┌─ DATA SUPPLIED

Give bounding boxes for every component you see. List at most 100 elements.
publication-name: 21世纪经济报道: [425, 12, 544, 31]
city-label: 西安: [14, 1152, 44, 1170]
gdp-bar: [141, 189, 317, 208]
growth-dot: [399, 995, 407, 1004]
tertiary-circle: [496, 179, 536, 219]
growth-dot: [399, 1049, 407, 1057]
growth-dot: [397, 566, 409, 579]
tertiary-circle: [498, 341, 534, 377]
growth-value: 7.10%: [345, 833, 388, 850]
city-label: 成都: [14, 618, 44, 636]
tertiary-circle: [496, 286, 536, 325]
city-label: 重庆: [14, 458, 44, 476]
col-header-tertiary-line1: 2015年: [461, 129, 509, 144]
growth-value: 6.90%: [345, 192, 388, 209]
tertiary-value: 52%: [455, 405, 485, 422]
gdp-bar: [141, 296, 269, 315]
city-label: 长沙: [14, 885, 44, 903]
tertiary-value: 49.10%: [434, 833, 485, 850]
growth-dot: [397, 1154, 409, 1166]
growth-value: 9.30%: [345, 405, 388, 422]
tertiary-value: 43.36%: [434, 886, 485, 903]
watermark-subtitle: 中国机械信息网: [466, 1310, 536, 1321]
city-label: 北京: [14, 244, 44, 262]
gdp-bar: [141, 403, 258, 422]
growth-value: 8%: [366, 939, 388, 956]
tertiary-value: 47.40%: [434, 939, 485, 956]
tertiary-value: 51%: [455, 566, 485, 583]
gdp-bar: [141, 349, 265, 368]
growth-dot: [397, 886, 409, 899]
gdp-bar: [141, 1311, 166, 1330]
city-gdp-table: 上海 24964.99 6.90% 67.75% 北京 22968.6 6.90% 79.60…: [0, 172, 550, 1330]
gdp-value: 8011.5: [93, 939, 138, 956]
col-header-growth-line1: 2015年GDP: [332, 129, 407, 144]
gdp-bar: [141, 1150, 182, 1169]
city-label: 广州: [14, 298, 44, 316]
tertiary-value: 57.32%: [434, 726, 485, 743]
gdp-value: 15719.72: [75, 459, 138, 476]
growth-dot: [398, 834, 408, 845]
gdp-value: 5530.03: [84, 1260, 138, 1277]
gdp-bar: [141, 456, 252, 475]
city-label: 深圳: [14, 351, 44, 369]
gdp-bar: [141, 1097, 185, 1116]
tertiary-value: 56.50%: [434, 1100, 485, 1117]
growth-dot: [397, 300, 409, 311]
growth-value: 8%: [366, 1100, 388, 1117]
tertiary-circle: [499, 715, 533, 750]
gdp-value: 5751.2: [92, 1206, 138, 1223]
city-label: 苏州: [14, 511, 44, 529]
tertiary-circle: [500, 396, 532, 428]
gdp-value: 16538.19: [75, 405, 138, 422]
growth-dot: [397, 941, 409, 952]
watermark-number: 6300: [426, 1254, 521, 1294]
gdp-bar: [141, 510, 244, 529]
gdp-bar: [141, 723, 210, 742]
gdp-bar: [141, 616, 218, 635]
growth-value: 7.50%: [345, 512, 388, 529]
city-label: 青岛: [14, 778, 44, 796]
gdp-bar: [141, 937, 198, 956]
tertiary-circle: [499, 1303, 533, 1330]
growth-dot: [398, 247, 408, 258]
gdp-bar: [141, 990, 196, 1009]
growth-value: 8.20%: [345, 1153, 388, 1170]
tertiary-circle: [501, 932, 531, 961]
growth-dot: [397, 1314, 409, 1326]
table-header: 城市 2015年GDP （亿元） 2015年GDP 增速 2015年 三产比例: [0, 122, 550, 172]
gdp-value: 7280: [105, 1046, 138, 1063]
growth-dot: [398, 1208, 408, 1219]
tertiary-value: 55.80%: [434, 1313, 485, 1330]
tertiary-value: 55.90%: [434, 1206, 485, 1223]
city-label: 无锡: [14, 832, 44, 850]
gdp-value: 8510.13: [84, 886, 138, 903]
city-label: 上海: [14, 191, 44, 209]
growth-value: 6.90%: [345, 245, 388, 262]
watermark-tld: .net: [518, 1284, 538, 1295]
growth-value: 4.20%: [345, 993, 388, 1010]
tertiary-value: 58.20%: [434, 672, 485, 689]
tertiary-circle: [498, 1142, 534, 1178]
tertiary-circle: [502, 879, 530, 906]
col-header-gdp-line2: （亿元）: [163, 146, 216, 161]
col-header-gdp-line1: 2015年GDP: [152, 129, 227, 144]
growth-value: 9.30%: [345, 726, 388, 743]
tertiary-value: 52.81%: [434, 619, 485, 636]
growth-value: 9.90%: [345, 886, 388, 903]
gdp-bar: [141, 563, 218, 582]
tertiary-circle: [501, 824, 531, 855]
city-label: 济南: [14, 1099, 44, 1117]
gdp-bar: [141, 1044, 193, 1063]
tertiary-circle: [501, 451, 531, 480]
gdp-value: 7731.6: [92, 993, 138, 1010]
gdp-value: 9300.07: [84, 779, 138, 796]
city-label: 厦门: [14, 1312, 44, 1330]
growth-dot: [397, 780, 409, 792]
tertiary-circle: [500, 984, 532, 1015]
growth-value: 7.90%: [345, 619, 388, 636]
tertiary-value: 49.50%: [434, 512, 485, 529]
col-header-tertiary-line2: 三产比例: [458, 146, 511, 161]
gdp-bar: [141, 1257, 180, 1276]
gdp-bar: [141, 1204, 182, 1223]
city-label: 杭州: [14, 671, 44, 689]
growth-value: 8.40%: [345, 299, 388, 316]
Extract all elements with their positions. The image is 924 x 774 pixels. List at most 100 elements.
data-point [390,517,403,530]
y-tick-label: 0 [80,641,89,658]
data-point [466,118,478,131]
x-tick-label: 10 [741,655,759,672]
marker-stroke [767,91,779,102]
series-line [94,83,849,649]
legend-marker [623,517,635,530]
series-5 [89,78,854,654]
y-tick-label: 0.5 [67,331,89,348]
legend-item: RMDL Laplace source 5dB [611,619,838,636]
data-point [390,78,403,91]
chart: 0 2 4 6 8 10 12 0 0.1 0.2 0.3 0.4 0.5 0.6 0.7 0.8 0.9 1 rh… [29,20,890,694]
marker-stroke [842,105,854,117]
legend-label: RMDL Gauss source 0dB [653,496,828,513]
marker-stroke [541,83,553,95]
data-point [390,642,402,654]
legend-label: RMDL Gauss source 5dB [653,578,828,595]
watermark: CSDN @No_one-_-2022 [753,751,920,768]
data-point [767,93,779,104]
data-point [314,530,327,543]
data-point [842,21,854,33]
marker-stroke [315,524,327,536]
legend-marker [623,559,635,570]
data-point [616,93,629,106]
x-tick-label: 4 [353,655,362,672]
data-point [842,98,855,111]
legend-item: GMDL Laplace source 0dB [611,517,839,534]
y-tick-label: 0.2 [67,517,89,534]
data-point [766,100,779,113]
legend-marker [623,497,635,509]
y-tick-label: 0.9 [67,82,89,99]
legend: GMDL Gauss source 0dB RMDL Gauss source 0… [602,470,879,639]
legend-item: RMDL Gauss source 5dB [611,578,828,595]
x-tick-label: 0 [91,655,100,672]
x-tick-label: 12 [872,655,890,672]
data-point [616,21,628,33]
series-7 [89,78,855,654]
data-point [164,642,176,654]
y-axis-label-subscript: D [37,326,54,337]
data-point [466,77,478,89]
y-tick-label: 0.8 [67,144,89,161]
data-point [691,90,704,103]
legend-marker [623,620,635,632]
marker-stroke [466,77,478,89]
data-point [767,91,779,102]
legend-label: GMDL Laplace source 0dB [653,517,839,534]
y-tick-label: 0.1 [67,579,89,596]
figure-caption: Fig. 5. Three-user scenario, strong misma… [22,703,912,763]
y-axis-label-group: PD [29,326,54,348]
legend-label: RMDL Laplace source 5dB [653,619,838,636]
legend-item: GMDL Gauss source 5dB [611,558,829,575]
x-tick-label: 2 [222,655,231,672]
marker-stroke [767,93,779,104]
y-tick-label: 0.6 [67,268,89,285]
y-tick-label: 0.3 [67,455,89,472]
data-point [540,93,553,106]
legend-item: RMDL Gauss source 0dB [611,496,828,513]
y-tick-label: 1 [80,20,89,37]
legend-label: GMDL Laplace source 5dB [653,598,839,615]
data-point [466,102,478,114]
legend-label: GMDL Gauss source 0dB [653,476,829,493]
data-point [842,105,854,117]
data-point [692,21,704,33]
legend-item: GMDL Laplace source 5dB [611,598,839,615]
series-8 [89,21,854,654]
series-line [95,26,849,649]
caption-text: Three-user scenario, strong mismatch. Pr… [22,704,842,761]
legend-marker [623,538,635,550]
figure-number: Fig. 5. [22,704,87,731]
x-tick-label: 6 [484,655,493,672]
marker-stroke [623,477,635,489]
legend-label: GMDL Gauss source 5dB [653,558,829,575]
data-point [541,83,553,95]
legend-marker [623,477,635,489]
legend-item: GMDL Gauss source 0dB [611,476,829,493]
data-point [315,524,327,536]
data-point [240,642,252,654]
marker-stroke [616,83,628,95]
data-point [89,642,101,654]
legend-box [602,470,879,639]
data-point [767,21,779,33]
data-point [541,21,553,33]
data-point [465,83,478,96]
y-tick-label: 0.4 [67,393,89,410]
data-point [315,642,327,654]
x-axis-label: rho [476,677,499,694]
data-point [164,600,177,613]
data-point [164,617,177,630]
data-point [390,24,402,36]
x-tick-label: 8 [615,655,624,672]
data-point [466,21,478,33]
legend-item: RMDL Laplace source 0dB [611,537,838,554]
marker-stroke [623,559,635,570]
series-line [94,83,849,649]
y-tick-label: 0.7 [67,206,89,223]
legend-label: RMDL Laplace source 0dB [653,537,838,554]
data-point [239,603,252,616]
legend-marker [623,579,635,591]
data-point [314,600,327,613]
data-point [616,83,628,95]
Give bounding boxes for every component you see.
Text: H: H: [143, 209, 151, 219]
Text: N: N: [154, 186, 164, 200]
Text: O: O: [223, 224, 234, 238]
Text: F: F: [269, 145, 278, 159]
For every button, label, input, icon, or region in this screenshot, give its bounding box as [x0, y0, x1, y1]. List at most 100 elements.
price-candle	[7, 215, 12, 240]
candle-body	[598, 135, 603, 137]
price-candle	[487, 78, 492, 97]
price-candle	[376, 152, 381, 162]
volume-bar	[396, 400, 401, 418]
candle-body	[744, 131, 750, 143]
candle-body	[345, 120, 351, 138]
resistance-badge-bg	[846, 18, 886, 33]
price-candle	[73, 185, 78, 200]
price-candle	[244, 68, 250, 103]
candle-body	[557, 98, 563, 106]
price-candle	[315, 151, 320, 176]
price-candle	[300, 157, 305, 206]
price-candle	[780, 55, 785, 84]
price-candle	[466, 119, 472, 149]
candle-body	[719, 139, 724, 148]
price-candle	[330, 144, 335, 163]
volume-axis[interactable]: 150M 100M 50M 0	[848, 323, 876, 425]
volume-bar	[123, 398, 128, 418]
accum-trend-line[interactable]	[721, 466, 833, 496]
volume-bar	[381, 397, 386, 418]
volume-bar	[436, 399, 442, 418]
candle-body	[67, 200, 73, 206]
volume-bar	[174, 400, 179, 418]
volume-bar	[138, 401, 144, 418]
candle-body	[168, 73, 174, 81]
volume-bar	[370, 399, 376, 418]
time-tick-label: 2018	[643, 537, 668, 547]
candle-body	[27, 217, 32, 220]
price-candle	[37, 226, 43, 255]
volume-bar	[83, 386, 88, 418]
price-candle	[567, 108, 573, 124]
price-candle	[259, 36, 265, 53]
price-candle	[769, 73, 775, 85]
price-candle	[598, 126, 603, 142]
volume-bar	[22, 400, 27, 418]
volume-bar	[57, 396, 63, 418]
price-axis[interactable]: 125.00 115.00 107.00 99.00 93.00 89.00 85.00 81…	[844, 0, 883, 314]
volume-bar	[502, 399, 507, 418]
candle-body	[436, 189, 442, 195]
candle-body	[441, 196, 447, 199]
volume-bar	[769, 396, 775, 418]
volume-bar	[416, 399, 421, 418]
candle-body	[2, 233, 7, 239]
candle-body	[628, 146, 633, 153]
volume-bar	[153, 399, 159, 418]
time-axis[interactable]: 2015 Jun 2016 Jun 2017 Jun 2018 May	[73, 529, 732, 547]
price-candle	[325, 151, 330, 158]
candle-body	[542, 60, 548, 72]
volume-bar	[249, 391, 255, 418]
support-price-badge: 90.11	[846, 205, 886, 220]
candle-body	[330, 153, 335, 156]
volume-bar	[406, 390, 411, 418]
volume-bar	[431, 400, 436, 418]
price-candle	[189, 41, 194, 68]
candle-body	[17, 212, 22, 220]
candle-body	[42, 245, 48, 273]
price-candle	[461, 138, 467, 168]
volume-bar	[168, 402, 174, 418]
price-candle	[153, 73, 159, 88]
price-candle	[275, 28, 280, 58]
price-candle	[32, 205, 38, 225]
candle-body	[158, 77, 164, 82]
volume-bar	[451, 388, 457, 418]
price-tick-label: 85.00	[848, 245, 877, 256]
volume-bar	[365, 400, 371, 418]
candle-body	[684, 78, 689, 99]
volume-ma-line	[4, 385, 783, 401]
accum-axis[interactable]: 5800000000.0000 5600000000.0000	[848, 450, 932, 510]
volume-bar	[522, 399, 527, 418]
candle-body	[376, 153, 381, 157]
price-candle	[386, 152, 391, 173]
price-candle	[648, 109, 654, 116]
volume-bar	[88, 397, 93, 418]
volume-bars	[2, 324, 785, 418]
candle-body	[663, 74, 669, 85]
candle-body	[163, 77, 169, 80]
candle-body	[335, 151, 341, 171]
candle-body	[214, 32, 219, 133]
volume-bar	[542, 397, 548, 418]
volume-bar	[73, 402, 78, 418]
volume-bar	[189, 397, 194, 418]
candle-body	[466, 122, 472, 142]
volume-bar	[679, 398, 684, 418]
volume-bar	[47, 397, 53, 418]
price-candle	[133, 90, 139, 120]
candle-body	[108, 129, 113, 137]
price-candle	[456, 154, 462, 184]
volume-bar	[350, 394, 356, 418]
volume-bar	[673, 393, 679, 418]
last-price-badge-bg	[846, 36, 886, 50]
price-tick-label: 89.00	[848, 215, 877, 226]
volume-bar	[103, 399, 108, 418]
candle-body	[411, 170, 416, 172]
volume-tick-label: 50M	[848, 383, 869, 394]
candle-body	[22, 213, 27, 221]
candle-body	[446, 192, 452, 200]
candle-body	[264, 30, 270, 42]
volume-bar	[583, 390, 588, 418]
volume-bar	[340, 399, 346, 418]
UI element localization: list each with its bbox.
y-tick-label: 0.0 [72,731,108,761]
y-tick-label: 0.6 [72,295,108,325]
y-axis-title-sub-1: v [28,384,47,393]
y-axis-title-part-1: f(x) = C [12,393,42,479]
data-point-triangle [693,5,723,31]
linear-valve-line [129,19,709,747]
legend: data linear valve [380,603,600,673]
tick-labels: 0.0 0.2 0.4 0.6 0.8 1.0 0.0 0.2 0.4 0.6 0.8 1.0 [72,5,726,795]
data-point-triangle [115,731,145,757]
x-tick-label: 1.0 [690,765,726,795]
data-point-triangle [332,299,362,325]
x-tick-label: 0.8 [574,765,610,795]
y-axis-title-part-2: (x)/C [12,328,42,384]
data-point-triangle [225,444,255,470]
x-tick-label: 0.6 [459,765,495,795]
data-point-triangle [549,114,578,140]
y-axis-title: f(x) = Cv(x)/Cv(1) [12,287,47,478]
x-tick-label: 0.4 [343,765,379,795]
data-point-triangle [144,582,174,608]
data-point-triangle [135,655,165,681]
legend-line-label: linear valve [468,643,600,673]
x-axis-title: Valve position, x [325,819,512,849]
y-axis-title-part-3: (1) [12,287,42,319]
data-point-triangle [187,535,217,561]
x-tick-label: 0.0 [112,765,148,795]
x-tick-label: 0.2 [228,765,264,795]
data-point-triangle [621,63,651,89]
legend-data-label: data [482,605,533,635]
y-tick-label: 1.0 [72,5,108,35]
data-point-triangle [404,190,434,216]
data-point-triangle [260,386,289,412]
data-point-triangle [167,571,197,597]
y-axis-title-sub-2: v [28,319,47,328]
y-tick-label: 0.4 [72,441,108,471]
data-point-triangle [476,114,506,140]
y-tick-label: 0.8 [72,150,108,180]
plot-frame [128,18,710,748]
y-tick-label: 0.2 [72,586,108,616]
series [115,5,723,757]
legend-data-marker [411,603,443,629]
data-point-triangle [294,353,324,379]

└─

■ **OBJECTIVE**
Quote the listing word for word, starting with its first line and going on through the line that contains "tertiary-value: 51%: [455, 566, 485, 583]", with both of those lines included.

■ **RESULT**
Give bounding boxes for every component you see. List at most 100 elements.
publication-name: 21世纪经济报道: [425, 12, 544, 31]
city-label: 西安: [14, 1152, 44, 1170]
gdp-bar: [141, 189, 317, 208]
growth-dot: [399, 995, 407, 1004]
tertiary-circle: [496, 179, 536, 219]
growth-dot: [399, 1049, 407, 1057]
growth-dot: [397, 566, 409, 579]
tertiary-circle: [498, 341, 534, 377]
growth-value: 7.10%: [345, 833, 388, 850]
city-label: 成都: [14, 618, 44, 636]
tertiary-circle: [496, 286, 536, 325]
city-label: 重庆: [14, 458, 44, 476]
col-header-tertiary-line1: 2015年: [461, 129, 509, 144]
growth-value: 6.90%: [345, 192, 388, 209]
tertiary-value: 52%: [455, 405, 485, 422]
gdp-bar: [141, 296, 269, 315]
city-label: 长沙: [14, 885, 44, 903]
tertiary-value: 49.10%: [434, 833, 485, 850]
growth-dot: [397, 1154, 409, 1166]
growth-value: 9.30%: [345, 405, 388, 422]
tertiary-value: 43.36%: [434, 886, 485, 903]
watermark-subtitle: 中国机械信息网: [466, 1310, 536, 1321]
city-label: 北京: [14, 244, 44, 262]
gdp-bar: [141, 403, 258, 422]
growth-value: 8%: [366, 939, 388, 956]
tertiary-value: 47.40%: [434, 939, 485, 956]
tertiary-value: 51%: [455, 566, 485, 583]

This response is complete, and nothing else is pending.